==== Фрагмент документа
Не столько незримая, сколько необозримая баржа удерживает на своем ржавом континенте инженера-Орфея и его спутников, оставаясь смертельно безразличной
к ним всей раскаленной площадью, инерционно нагреваемой солнцем.

«Порох». Реж. Виктор Аристов. 1985

Ночь бытия, источник агонизирующей песни, о чем, помимо прочего, рассуждает Бланшо, предательски тривиальна. Загадочно молчит бенгалец в одной из первых сцен «Дождей», вглядываясь с палубы в божественные эманации, разлившиеся над океаном. Этот эпизодический проницательный герой, выразитель авторского эго, близкий к поэтическому иррационализму, безмолвными путями преследует ускользающий логос. Потревоженный Лилиан, упрекающей божество и мир Единого в однообразии, он организует епифанию, приподымая полы своей экзотической одежды. Вырожденческий логос, забытое смертными сакральное слово возвращается в произнесенным им, как заклинание, слове «фаллос». Раблезианская бутылка разбилась, издав звук, ничего не предвещающий в лучшем случае,
а в худшем предвещающий Ничего. Тот же мотив фигурирует и у Кокто. Герой Маре принимает сигналы небытия, как дешифровщик, угадывая в них поэтические сентенции. Они противятся осмыслению: смерть не отражает, исказив жизнь – она формализует ее, реквизирует содержание в пользу междометий. Потому едва ли можно найти существо, отличающееся большей витальностью, чем поэт. Противоестественное ему небытие, куда нисходит мифический Орфей, это бессмыслица, сумма не поддающихся означиванию единиц. Так вместо слова «бог» слышишь «бобок».
========
==== Представленные записи
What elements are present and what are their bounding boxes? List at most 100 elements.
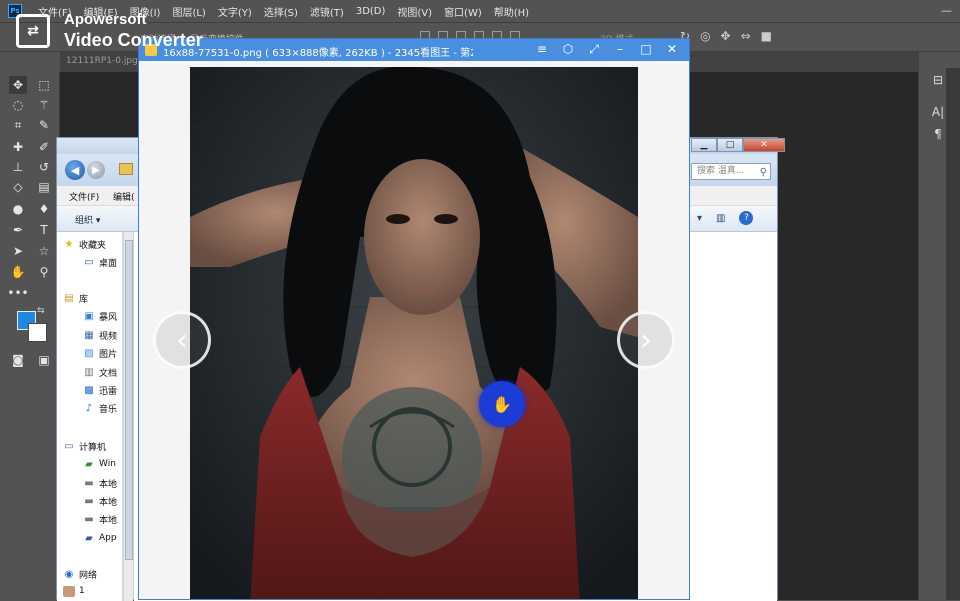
gradient-icon[interactable]: ▤ (35, 178, 53, 196)
scrollbar-thumb[interactable] (125, 240, 133, 560)
paragraph-icon[interactable]: ¶ (929, 126, 947, 142)
nav-item-thumbnail[interactable]: 1 (63, 583, 85, 599)
stamp-icon[interactable]: ⊥ (9, 158, 27, 176)
3d-roll-icon[interactable]: ◎ (700, 29, 710, 43)
watermark-line1: Apowersoft (64, 11, 147, 28)
type-icon[interactable]: T (35, 221, 53, 239)
explorer-menu-file[interactable]: 文件(F) (69, 190, 99, 203)
character-icon[interactable]: A| (929, 104, 947, 120)
3d-slide-icon[interactable]: ⇔ (741, 29, 751, 43)
maximize-icon[interactable]: □ (639, 42, 653, 56)
nav-item-videos[interactable]: ▦ 视频 (83, 327, 117, 343)
displayed-photo[interactable] (190, 67, 638, 599)
explorer-navigation-pane: ★ 收藏夹 ▭ 桌面 ▤ 库 ▣ 暴风 ▦ 视频 ▨ 图片 ▥ 文档 ▩ 迅雷 ♪ 音乐 ▭ 计算机… (57, 232, 123, 601)
history-brush-icon[interactable]: ↺ (35, 158, 53, 176)
image-viewer-window: 16x88-77531-0.png ( 633×888像素, 262KB ) -… (138, 38, 690, 600)
search-icon[interactable]: ⚲ (760, 165, 767, 180)
explorer-window-buttons: ▁ □ ✕ (691, 138, 785, 152)
hand-icon[interactable]: ✋ (9, 263, 27, 281)
swap-colors-icon[interactable]: ⇆ (37, 306, 45, 316)
previous-image-button[interactable]: ‹ (153, 311, 211, 369)
documents-icon: ▥ (84, 366, 94, 378)
search-placeholder: 搜索 温真... (697, 166, 745, 176)
nav-item-network[interactable]: ◉ 网络 (63, 566, 97, 582)
pictures-icon: ▨ (84, 347, 94, 359)
forward-arrow-icon[interactable]: ▶ (87, 161, 105, 179)
fullscreen-icon[interactable]: ⤢ (587, 42, 601, 56)
brush-icon[interactable]: ✐ (35, 138, 53, 156)
next-image-button[interactable]: › (617, 311, 675, 369)
magic-wand-icon[interactable]: ⚚ (35, 96, 53, 114)
help-icon[interactable]: ? (739, 211, 754, 225)
music-icon: ♪ (85, 402, 93, 414)
quick-mask-icon[interactable]: ◙ (9, 351, 27, 369)
nav-item-local-disk-1[interactable]: ▬ 本地 (83, 475, 117, 491)
nav-item-pictures[interactable]: ▨ 图片 (83, 345, 117, 361)
computer-icon: ▭ (64, 440, 74, 452)
nav-item-desktop[interactable]: ▭ 桌面 (83, 254, 117, 270)
document-tab[interactable]: 12111RP1-0.jpg (66, 56, 138, 66)
nav-pane-scrollbar[interactable] (123, 232, 133, 601)
move-icon[interactable]: ✥ (9, 76, 27, 94)
eyedropper-icon[interactable]: ✎ (35, 116, 53, 134)
nav-item-xunlei[interactable]: ▩ 迅雷 (83, 382, 117, 398)
3d-scale-icon[interactable]: ■ (761, 29, 772, 43)
3d-pan-icon[interactable]: ✥ (721, 29, 731, 43)
xunlei-icon: ▩ (84, 384, 94, 396)
blur-icon[interactable]: ● (9, 200, 27, 218)
marquee-icon[interactable]: ⬚ (35, 76, 53, 94)
nav-item-baofeng[interactable]: ▣ 暴风 (83, 308, 117, 324)
background-color-swatch[interactable] (28, 323, 47, 342)
avatar (63, 585, 75, 597)
nav-item-windows-drive[interactable]: ▰ Win (83, 456, 116, 472)
shape-icon[interactable]: ☆ (35, 242, 53, 260)
close-icon[interactable]: ✕ (665, 42, 679, 56)
nav-item-favorites[interactable]: ★ 收藏夹 (63, 236, 107, 252)
menu-icon[interactable]: ≡ (535, 42, 549, 56)
history-icon[interactable]: ⊟ (929, 72, 947, 88)
path-selection-icon[interactable]: ➤ (9, 242, 27, 260)
video-icon: ▦ (84, 329, 94, 341)
nav-item-computer[interactable]: ▭ 计算机 (63, 438, 106, 454)
nav-item-music[interactable]: ♪ 音乐 (83, 400, 117, 416)
nav-item-libraries[interactable]: ▤ 库 (63, 290, 88, 306)
explorer-toolbar-right: ▾ ▥ ? (697, 211, 754, 225)
nav-item-local-disk-3[interactable]: ▬ 本地 (83, 511, 117, 527)
view-options-icon[interactable]: ▾ (697, 213, 702, 224)
3d-tools-group: ↻ ◎ ✥ ⇔ ■ (680, 29, 772, 43)
window-minimize-icon[interactable]: — (941, 4, 952, 17)
back-arrow-icon[interactable]: ◀ (65, 160, 85, 180)
nav-item-local-disk-2[interactable]: ▬ 本地 (83, 493, 117, 509)
nav-item-documents[interactable]: ▥ 文档 (83, 364, 117, 380)
viewer-stage (139, 61, 689, 599)
menu-window[interactable]: 窗口(W) (444, 4, 482, 19)
menu-help[interactable]: 帮助(H) (494, 4, 529, 19)
explorer-menu-edit[interactable]: 编辑( (113, 190, 135, 203)
folder-icon (119, 163, 133, 175)
menu-filter[interactable]: 滤镜(T) (310, 4, 344, 19)
crop-icon[interactable]: ⌗ (9, 116, 27, 134)
eraser-icon[interactable]: ◇ (9, 178, 27, 196)
pen-icon[interactable]: ✒ (9, 221, 27, 239)
healing-brush-icon[interactable]: ✚ (9, 138, 27, 156)
dodge-icon[interactable]: ♦ (35, 200, 53, 218)
maximize-icon[interactable]: □ (717, 138, 743, 152)
screen-mode-icon[interactable]: ▣ (35, 351, 53, 369)
nav-item-app[interactable]: ▰ App (83, 530, 116, 546)
star-icon: ★ (64, 238, 74, 250)
windows-drive-icon: ▰ (85, 458, 93, 470)
minimize-icon[interactable]: ▁ (691, 138, 717, 152)
search-input[interactable]: 搜索 温真... ⚲ (691, 163, 771, 180)
menu-select[interactable]: 选择(S) (264, 4, 298, 19)
close-icon[interactable]: ✕ (743, 138, 785, 152)
library-icon: ▤ (64, 292, 74, 304)
lasso-icon[interactable]: ◌ (9, 96, 27, 114)
more-tools-icon[interactable]: ••• (7, 284, 28, 302)
zoom-icon[interactable]: ⚲ (35, 263, 53, 281)
menu-view[interactable]: 视图(V) (397, 4, 432, 19)
organize-button[interactable]: 组织 ▾ (75, 213, 100, 226)
minimize-icon[interactable]: – (613, 42, 627, 56)
preview-pane-icon[interactable]: ▥ (716, 213, 725, 224)
menu-3d[interactable]: 3D(D) (356, 6, 386, 17)
skin-icon[interactable]: ⬡ (561, 42, 575, 56)
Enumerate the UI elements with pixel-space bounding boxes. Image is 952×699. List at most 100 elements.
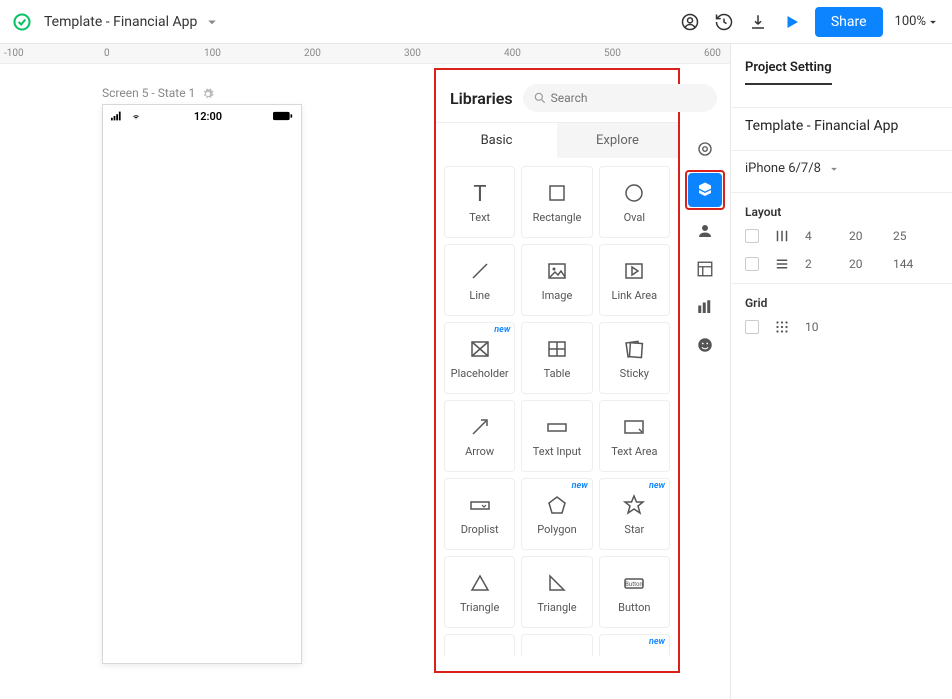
user-tool[interactable]: [688, 214, 722, 248]
component-text[interactable]: T Text: [444, 166, 515, 238]
component-line[interactable]: Line: [444, 244, 515, 316]
new-badge: new: [572, 481, 588, 491]
search-input[interactable]: [551, 91, 707, 105]
layout-checkbox[interactable]: [745, 257, 759, 271]
polygon-icon: [545, 493, 569, 517]
component-label: Button: [618, 601, 650, 614]
component-rect[interactable]: Rectangle: [521, 166, 592, 238]
component-label: Rectangle: [533, 211, 582, 224]
device-frame[interactable]: 12:00: [102, 104, 302, 664]
chevron-down-icon: [827, 162, 841, 176]
zoom-level[interactable]: 100%: [895, 14, 940, 29]
topbar: Template - Financial App Share 100%: [0, 0, 952, 44]
component-triangle-r[interactable]: Triangle: [521, 556, 592, 628]
zoom-value: 100%: [895, 14, 926, 29]
libraries-title: Libraries: [450, 89, 513, 108]
tab-basic[interactable]: Basic: [436, 123, 557, 158]
new-badge: new: [649, 637, 665, 647]
tab-explore[interactable]: Explore: [557, 123, 678, 158]
svg-text:Button: Button: [626, 581, 644, 588]
component-label: Sticky: [620, 367, 649, 380]
component-textarea[interactable]: Text Area: [599, 400, 670, 472]
download-icon[interactable]: [741, 5, 775, 39]
droplist-icon: [468, 493, 492, 517]
component-label: Line: [469, 289, 490, 302]
ruler-tick: 0: [104, 48, 110, 59]
ruler-tick: 100: [204, 48, 221, 59]
textarea-icon: [622, 415, 646, 439]
component-textinput[interactable]: Text Input: [521, 400, 592, 472]
component-table[interactable]: Table: [521, 322, 592, 394]
component-label: Text: [469, 211, 490, 224]
component-label: Triangle: [460, 601, 499, 614]
component-placeholder[interactable]: newPlaceholder: [444, 322, 515, 394]
component-label: Polygon: [537, 523, 576, 536]
columns-icon: [773, 227, 791, 245]
svg-text:T: T: [473, 182, 486, 205]
component-label: Arrow: [465, 445, 494, 458]
sticky-icon: [622, 337, 646, 361]
canvas[interactable]: Screen 5 - State 1 12:00 Libraries Basic…: [0, 64, 730, 699]
share-button[interactable]: Share: [815, 7, 883, 37]
emoji-tool[interactable]: [688, 328, 722, 362]
caret-down-icon[interactable]: [203, 13, 221, 31]
screen-label[interactable]: Screen 5 - State 1: [102, 86, 214, 100]
component-sticky[interactable]: Sticky: [599, 322, 670, 394]
component-image[interactable]: Image: [521, 244, 592, 316]
target-tool[interactable]: [688, 132, 722, 166]
component-button[interactable]: Button Button: [599, 556, 670, 628]
project-title[interactable]: Template - Financial App: [44, 14, 197, 30]
ruler-tick: 200: [304, 48, 321, 59]
component-video[interactable]: new: [599, 634, 670, 656]
component-window[interactable]: [521, 634, 592, 656]
search-icon: [533, 91, 547, 105]
history-icon[interactable]: [707, 5, 741, 39]
component-arrow[interactable]: Arrow: [444, 400, 515, 472]
arrow-icon: [468, 415, 492, 439]
device-select[interactable]: iPhone 6/7/8: [745, 161, 938, 176]
component-label: Text Input: [533, 445, 582, 458]
caret-down-icon: [926, 15, 940, 29]
layout-checkbox[interactable]: [745, 229, 759, 243]
grid-val[interactable]: 10: [805, 320, 835, 334]
play-icon[interactable]: [775, 5, 809, 39]
project-name[interactable]: Template - Financial App: [745, 118, 938, 134]
carousel-icon: [468, 655, 492, 656]
component-triangle[interactable]: Triangle: [444, 556, 515, 628]
video-icon: [622, 655, 646, 656]
assets-tool[interactable]: [688, 290, 722, 324]
table-icon: [545, 337, 569, 361]
layout-val[interactable]: 20: [849, 229, 879, 243]
component-polygon[interactable]: new Polygon: [521, 478, 592, 550]
star-icon: [622, 493, 646, 517]
layout-val[interactable]: 4: [805, 229, 835, 243]
gear-icon[interactable]: [202, 88, 214, 100]
triangle-r-icon: [545, 571, 569, 595]
layout-tool[interactable]: [688, 252, 722, 286]
component-label: Link Area: [612, 289, 658, 302]
component-label: Table: [544, 367, 571, 380]
layout-val[interactable]: 144: [893, 257, 923, 271]
component-linkarea[interactable]: Link Area: [599, 244, 670, 316]
component-star[interactable]: newStar: [599, 478, 670, 550]
ruler-tick: 300: [404, 48, 421, 59]
rect-icon: [545, 181, 569, 205]
grid-checkbox[interactable]: [745, 320, 759, 334]
layout-val[interactable]: 25: [893, 229, 923, 243]
battery-icon: [273, 111, 293, 121]
panel-heading: Project Setting: [745, 60, 832, 85]
layout-val[interactable]: 20: [849, 257, 879, 271]
component-label: Placeholder: [451, 367, 509, 380]
components-tool[interactable]: [688, 173, 722, 207]
ruler-tick: 600: [704, 48, 721, 59]
search-box[interactable]: [523, 84, 717, 112]
component-droplist[interactable]: Droplist: [444, 478, 515, 550]
component-label: Oval: [624, 211, 645, 224]
user-icon[interactable]: [673, 5, 707, 39]
component-carousel[interactable]: [444, 634, 515, 656]
screen-label-text: Screen 5 - State 1: [102, 86, 195, 100]
line-icon: [468, 259, 492, 283]
component-oval[interactable]: Oval: [599, 166, 670, 238]
layout-val[interactable]: 2: [805, 257, 835, 271]
app-logo-icon: [12, 12, 32, 32]
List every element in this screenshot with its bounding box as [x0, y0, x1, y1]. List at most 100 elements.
========
§ **Рабочие задания**:
1. Кто во фрагменте об Орфее и небытии загадочно молчит в одной из первых сцен «Дождей»?
2. Перепишите из фрагмента об Орфее и небытии отрывок, начиная со слов «Не столько незримая, сколько» и заканчивая словами «инерционно нагреваемой солнцем.».
3. Продолжите фрагмент об Орфее и небытии после его последнего предложения.
Записи для работы не потребуются.

§ **Результаты заданий**:
1. Бенгалец, который вглядывается с палубы в божественные эманации над океаном.

2.
Не столько незримая, сколько необозримая баржа удерживает на своем ржавом континенте инженера-Орфея и его спутников, оставаясь смертельно безразличной
к ним всей раскаленной площадью, инерционно нагреваемой солнцем.

3.
Мотивы руины и пути, соотносящиеся с орфическим мифом, централизуют действие фильма «Трудно первые 100 лет». Аристов реконструирует мытарства Эвридики, выстраивая аффективный путь героини: провинциальную девушку уводит прочь из мужниного дома, как гамельнский крысолов, плоская до стилистики открытки греза о притягательности Дальнего. В убогом же пространстве ближнего ее супруг, перенявший у Орфея одержимость творением, возводит кирпичный дом, эклектично возвышающийся среди деревянного зодчества в период дефицита. Трудящемуся индивидуалисту, однако, помогает вся деревня. Для желающих приложить мастерок к чужому творению по окончании рабочего дня накрывается стол яств. Из окна тесного деревянного дома можно увидеть, как закладываются стены будущей руины, но в окно никто не смотрит. Рачительная свекровь, сидя
за накрытым будничным столом, признается невестке, невзначай указывая ей на проторенный путь тоскливого окаменения: с тех пор как не стало мужа, свекровь все так же ест и так же пьет, но уже как мертвая. Скудость деревенской яви компенсируется кажущимся объемом и громоздкостью мифа: муж-Орфей занят вечно возводящимся бастионом, несоразмерным тесному двору, Эвридика-Варвара видит сны о мужчинах в белых костюмах и наяву воображает небывалые сцены, приравненные натурализмом к статусу действительно пережитого. Искушенная работой собственного воображения, она сводит счеты с домашними и отправляется в пространство дальнего, предавая кирпичный бастион будущей идиллии или предвидя свою судьбу – в числе сгинувших в платоновском котловане.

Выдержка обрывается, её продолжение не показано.